DIRECTIONS:
Reproduce every line of the entries below without changing anything.

════

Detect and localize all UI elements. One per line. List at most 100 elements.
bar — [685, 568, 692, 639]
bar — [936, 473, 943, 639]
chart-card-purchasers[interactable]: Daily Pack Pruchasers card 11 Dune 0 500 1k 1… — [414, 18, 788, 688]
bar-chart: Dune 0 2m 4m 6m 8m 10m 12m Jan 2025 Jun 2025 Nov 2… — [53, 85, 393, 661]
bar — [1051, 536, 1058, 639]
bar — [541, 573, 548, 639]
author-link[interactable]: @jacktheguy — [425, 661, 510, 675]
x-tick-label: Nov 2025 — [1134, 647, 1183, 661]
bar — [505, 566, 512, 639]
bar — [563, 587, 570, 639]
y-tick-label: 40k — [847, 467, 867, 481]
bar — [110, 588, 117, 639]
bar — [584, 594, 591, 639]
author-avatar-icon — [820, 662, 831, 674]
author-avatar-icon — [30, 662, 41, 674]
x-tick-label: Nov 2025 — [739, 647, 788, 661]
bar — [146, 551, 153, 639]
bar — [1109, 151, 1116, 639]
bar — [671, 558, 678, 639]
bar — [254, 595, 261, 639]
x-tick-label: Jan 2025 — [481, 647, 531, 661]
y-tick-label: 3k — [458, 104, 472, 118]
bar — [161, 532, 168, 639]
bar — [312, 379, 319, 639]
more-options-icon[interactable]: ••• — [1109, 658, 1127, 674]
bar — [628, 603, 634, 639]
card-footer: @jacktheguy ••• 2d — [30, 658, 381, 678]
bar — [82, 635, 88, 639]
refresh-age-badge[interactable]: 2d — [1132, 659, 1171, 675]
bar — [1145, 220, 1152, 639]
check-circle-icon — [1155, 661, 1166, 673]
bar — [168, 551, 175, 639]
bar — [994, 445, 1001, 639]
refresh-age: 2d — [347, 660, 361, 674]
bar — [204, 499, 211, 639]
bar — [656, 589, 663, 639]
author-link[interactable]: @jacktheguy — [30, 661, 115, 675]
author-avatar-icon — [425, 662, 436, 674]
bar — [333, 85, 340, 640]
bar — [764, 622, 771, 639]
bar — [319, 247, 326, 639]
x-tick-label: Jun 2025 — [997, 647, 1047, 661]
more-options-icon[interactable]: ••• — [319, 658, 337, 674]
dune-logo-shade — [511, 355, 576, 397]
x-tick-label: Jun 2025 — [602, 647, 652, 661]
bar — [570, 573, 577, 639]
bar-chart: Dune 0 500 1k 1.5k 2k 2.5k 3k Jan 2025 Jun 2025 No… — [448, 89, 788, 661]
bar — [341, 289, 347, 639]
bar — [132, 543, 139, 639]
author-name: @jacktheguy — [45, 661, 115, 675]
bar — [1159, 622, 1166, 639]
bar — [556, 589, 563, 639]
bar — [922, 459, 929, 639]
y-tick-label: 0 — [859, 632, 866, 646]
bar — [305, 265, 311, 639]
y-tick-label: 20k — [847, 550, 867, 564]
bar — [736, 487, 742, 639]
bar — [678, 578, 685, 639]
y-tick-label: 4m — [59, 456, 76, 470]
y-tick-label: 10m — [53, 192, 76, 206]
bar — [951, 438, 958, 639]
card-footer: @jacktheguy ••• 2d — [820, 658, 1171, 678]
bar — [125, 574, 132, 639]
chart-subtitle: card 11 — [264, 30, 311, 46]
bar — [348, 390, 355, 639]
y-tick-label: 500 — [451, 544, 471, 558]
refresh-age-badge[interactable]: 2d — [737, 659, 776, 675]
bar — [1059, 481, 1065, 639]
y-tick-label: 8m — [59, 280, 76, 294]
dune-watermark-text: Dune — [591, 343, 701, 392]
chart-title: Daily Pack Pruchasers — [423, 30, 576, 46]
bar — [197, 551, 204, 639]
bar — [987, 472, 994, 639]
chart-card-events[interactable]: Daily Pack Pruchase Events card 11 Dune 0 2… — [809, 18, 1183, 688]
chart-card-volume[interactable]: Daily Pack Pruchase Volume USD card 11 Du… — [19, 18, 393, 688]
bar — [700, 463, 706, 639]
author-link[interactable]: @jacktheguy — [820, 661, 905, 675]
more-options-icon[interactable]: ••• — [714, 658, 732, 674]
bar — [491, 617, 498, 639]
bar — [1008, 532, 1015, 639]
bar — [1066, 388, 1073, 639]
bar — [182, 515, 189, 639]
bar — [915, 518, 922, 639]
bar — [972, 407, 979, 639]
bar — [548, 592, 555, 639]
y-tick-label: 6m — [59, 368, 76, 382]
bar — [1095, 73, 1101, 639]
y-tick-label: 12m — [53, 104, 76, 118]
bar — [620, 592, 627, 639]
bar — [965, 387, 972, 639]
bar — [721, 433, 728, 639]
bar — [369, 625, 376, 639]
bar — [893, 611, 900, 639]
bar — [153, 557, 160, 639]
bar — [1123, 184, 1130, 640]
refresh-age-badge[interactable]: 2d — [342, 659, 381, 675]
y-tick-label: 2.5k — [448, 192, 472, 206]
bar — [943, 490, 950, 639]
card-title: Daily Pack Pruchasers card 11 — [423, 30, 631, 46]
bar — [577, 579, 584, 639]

════

EXERCISE RESPONSE:
Detect and localize all UI elements. One per line. List at most 100 elements.
bar — [685, 568, 692, 639]
bar — [936, 473, 943, 639]
chart-card-purchasers[interactable]: Daily Pack Pruchasers card 11 Dune 0 500 1k 1… — [414, 18, 788, 688]
bar-chart: Dune 0 2m 4m 6m 8m 10m 12m Jan 2025 Jun 2025 Nov 2… — [53, 85, 393, 661]
bar — [1051, 536, 1058, 639]
bar — [541, 573, 548, 639]
author-link[interactable]: @jacktheguy — [425, 661, 510, 675]
x-tick-label: Nov 2025 — [1134, 647, 1183, 661]
bar — [505, 566, 512, 639]
bar — [563, 587, 570, 639]
y-tick-label: 40k — [847, 467, 867, 481]
bar — [110, 588, 117, 639]
bar — [584, 594, 591, 639]
author-avatar-icon — [820, 662, 831, 674]
author-avatar-icon — [30, 662, 41, 674]
x-tick-label: Nov 2025 — [739, 647, 788, 661]
bar — [146, 551, 153, 639]
bar — [1109, 151, 1116, 639]
bar — [671, 558, 678, 639]
bar — [254, 595, 261, 639]
x-tick-label: Jan 2025 — [481, 647, 531, 661]
y-tick-label: 3k — [458, 104, 472, 118]
bar — [161, 532, 168, 639]
bar — [312, 379, 319, 639]
more-options-icon[interactable]: ••• — [1109, 658, 1127, 674]
bar — [628, 603, 634, 639]
card-footer: @jacktheguy ••• 2d — [30, 658, 381, 678]
bar — [82, 635, 88, 639]
refresh-age-badge[interactable]: 2d — [1132, 659, 1171, 675]
bar — [1145, 220, 1152, 639]
check-circle-icon — [1155, 661, 1166, 673]
bar — [168, 551, 175, 639]
bar — [994, 445, 1001, 639]
refresh-age: 2d — [347, 660, 361, 674]
bar — [204, 499, 211, 639]
bar — [656, 589, 663, 639]
author-link[interactable]: @jacktheguy — [30, 661, 115, 675]
author-avatar-icon — [425, 662, 436, 674]
bar — [333, 85, 340, 640]
bar — [764, 622, 771, 639]
bar — [319, 247, 326, 639]
x-tick-label: Jun 2025 — [997, 647, 1047, 661]
more-options-icon[interactable]: ••• — [319, 658, 337, 674]
dune-logo-shade — [511, 355, 576, 397]
x-tick-label: Jun 2025 — [602, 647, 652, 661]
bar — [570, 573, 577, 639]
bar-chart: Dune 0 500 1k 1.5k 2k 2.5k 3k Jan 2025 Jun 2025 No… — [448, 89, 788, 661]
bar — [341, 289, 347, 639]
bar — [132, 543, 139, 639]
author-name: @jacktheguy — [45, 661, 115, 675]
bar — [1159, 622, 1166, 639]
bar — [556, 589, 563, 639]
bar — [922, 459, 929, 639]
y-tick-label: 0 — [859, 632, 866, 646]
bar — [305, 265, 311, 639]
y-tick-label: 20k — [847, 550, 867, 564]
bar — [736, 487, 742, 639]
bar — [678, 578, 685, 639]
y-tick-label: 4m — [59, 456, 76, 470]
y-tick-label: 10m — [53, 192, 76, 206]
bar — [951, 438, 958, 639]
card-footer: @jacktheguy ••• 2d — [820, 658, 1171, 678]
bar — [125, 574, 132, 639]
chart-subtitle: card 11 — [264, 30, 311, 46]
bar — [348, 390, 355, 639]
y-tick-label: 500 — [451, 544, 471, 558]
refresh-age-badge[interactable]: 2d — [737, 659, 776, 675]
bar — [1059, 481, 1065, 639]
y-tick-label: 8m — [59, 280, 76, 294]
dune-watermark-text: Dune — [591, 343, 701, 392]
chart-title: Daily Pack Pruchasers — [423, 30, 576, 46]
bar — [197, 551, 204, 639]
bar — [987, 472, 994, 639]
chart-card-events[interactable]: Daily Pack Pruchase Events card 11 Dune 0 2… — [809, 18, 1183, 688]
chart-card-volume[interactable]: Daily Pack Pruchase Volume USD card 11 Du… — [19, 18, 393, 688]
bar — [700, 463, 706, 639]
author-link[interactable]: @jacktheguy — [820, 661, 905, 675]
more-options-icon[interactable]: ••• — [714, 658, 732, 674]
bar — [491, 617, 498, 639]
bar — [1008, 532, 1015, 639]
bar — [1066, 388, 1073, 639]
bar — [182, 515, 189, 639]
bar — [915, 518, 922, 639]
bar — [972, 407, 979, 639]
bar — [548, 592, 555, 639]
y-tick-label: 6m — [59, 368, 76, 382]
bar — [1095, 73, 1101, 639]
y-tick-label: 12m — [53, 104, 76, 118]
bar — [620, 592, 627, 639]
bar — [965, 387, 972, 639]
bar — [721, 433, 728, 639]
bar — [369, 625, 376, 639]
bar — [893, 611, 900, 639]
bar — [153, 557, 160, 639]
bar — [1123, 184, 1130, 640]
refresh-age-badge[interactable]: 2d — [342, 659, 381, 675]
y-tick-label: 2.5k — [448, 192, 472, 206]
bar — [943, 490, 950, 639]
card-title: Daily Pack Pruchasers card 11 — [423, 30, 631, 46]
bar — [577, 579, 584, 639]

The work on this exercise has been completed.